Job → Repeat all of the material below exactly as written, images excluded.

Listing →
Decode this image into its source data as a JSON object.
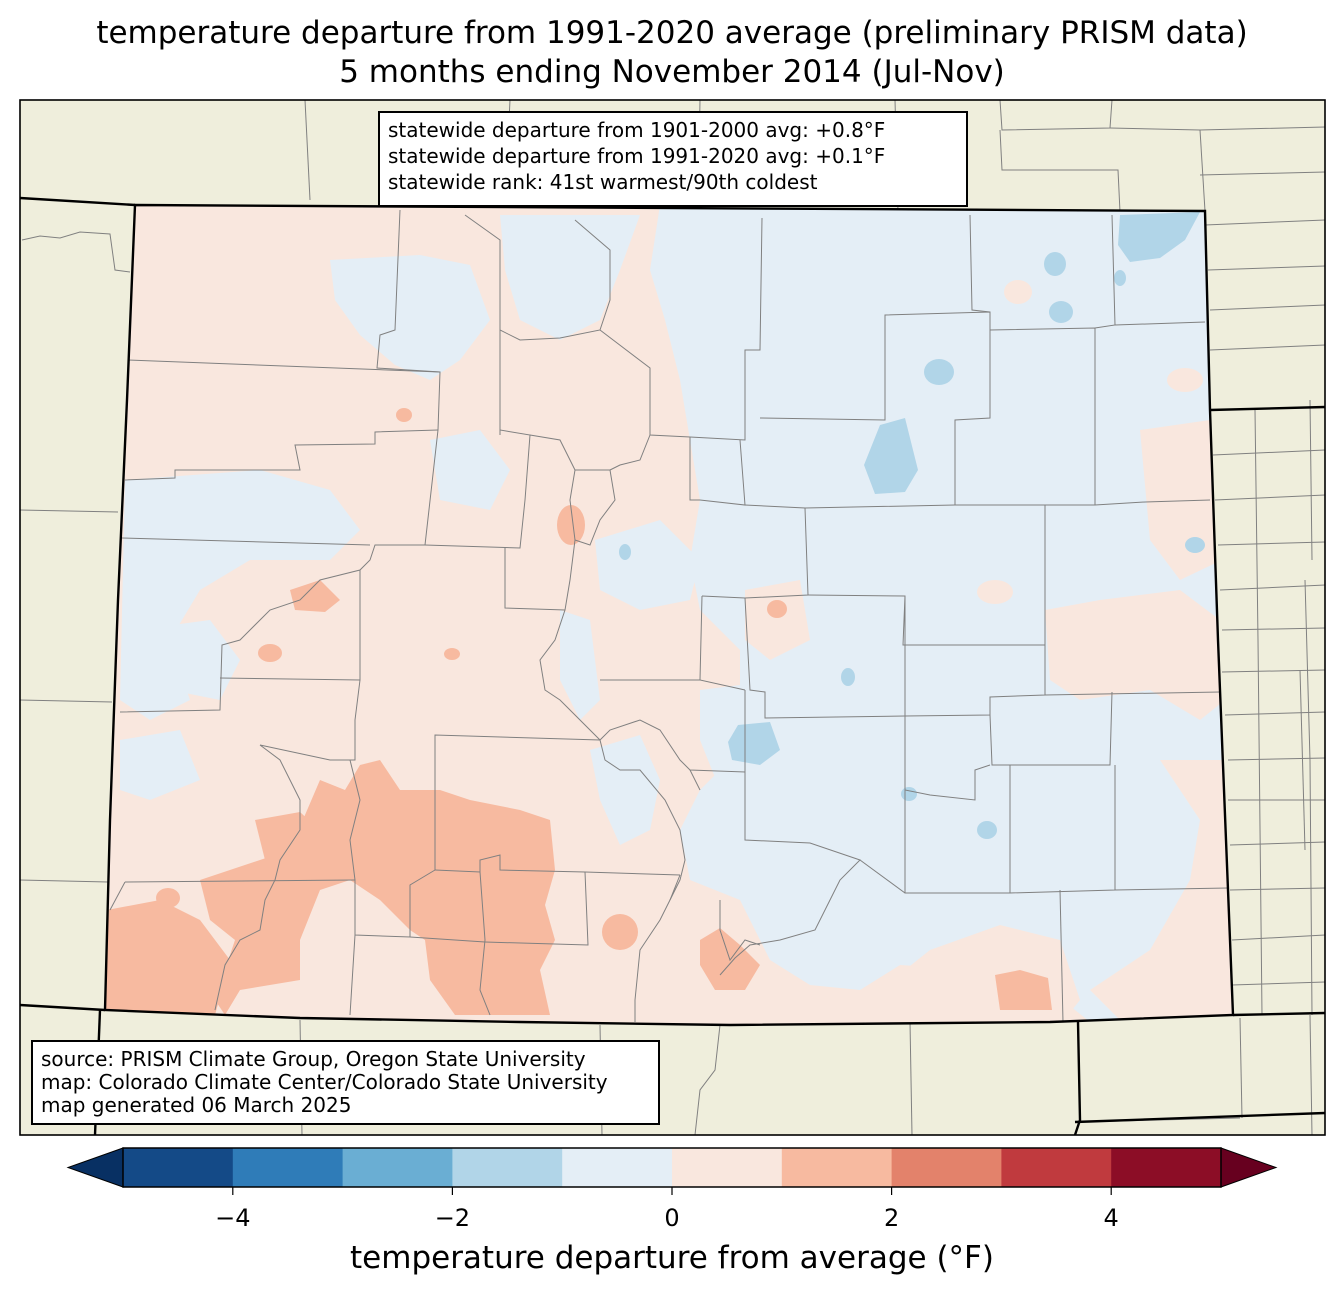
{
  "title": {
    "line1": "temperature departure from 1991-2020 average (preliminary PRISM data)",
    "line2": "5 months ending November 2014 (Jul-Nov)"
  },
  "stats": {
    "line1": "statewide departure from 1901-2000 avg: +0.8°F",
    "line2": "statewide departure from 1991-2020 avg: +0.1°F",
    "line3": "statewide rank: 41st warmest/90th coldest"
  },
  "source": {
    "line1": "source: PRISM Climate Group, Oregon State University",
    "line2": "map: Colorado Climate Center/Colorado State University",
    "line3": "map generated 06 March 2025"
  },
  "colorbar": {
    "label": "temperature departure from average (°F)",
    "ticks": [
      "−4",
      "−2",
      "0",
      "2",
      "4"
    ],
    "range": [
      -5,
      5
    ],
    "bins": [
      {
        "min": -5,
        "max": -4,
        "color": "#144a87"
      },
      {
        "min": -4,
        "max": -3,
        "color": "#2f7cb8"
      },
      {
        "min": -3,
        "max": -2,
        "color": "#6aaed3"
      },
      {
        "min": -2,
        "max": -1,
        "color": "#b1d5e8"
      },
      {
        "min": -1,
        "max": 0,
        "color": "#e4eef6"
      },
      {
        "min": 0,
        "max": 1,
        "color": "#f9e7de"
      },
      {
        "min": 1,
        "max": 2,
        "color": "#f7baa0"
      },
      {
        "min": 2,
        "max": 3,
        "color": "#e3826b"
      },
      {
        "min": 3,
        "max": 4,
        "color": "#c03a3e"
      },
      {
        "min": 4,
        "max": 5,
        "color": "#8c0d26"
      }
    ],
    "under_color": "#083063",
    "over_color": "#67001f"
  },
  "colors": {
    "land_outside": "#efeedc",
    "state_border": "#000000",
    "county_border": "#808080"
  }
}
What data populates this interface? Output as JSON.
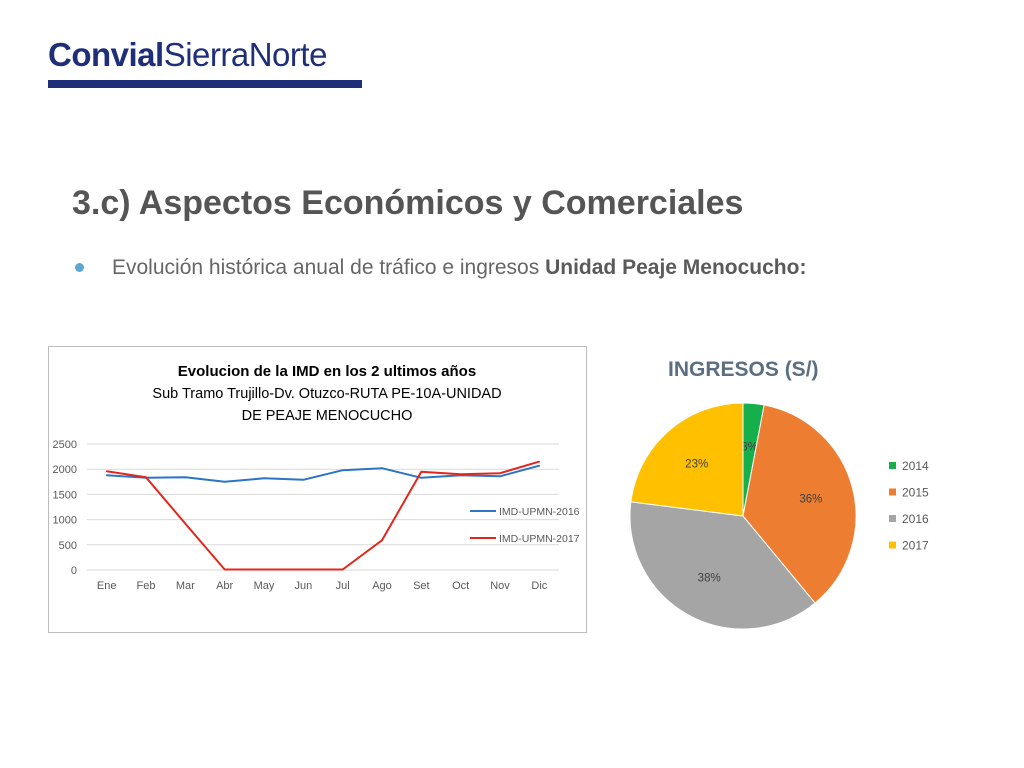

Finished exercise →
Decode this image into its source data as a JSON object.
{
  "title": {
    "line1": "temperature departure from 1991-2020 average (preliminary PRISM data)",
    "line2": "5 months ending November 2014 (Jul-Nov)"
  },
  "stats": {
    "line1": "statewide departure from 1901-2000 avg: +0.8°F",
    "line2": "statewide departure from 1991-2020 avg: +0.1°F",
    "line3": "statewide rank: 41st warmest/90th coldest"
  },
  "source": {
    "line1": "source: PRISM Climate Group, Oregon State University",
    "line2": "map: Colorado Climate Center/Colorado State University",
    "line3": "map generated 06 March 2025"
  },
  "colorbar": {
    "label": "temperature departure from average (°F)",
    "ticks": [
      "−4",
      "−2",
      "0",
      "2",
      "4"
    ],
    "range": [
      -5,
      5
    ],
    "bins": [
      {
        "min": -5,
        "max": -4,
        "color": "#144a87"
      },
      {
        "min": -4,
        "max": -3,
        "color": "#2f7cb8"
      },
      {
        "min": -3,
        "max": -2,
        "color": "#6aaed3"
      },
      {
        "min": -2,
        "max": -1,
        "color": "#b1d5e8"
      },
      {
        "min": -1,
        "max": 0,
        "color": "#e4eef6"
      },
      {
        "min": 0,
        "max": 1,
        "color": "#f9e7de"
      },
      {
        "min": 1,
        "max": 2,
        "color": "#f7baa0"
      },
      {
        "min": 2,
        "max": 3,
        "color": "#e3826b"
      },
      {
        "min": 3,
        "max": 4,
        "color": "#c03a3e"
      },
      {
        "min": 4,
        "max": 5,
        "color": "#8c0d26"
      }
    ],
    "under_color": "#083063",
    "over_color": "#67001f"
  },
  "colors": {
    "land_outside": "#efeedc",
    "state_border": "#000000",
    "county_border": "#808080"
  }
}
What data populates this interface? Output as JSON.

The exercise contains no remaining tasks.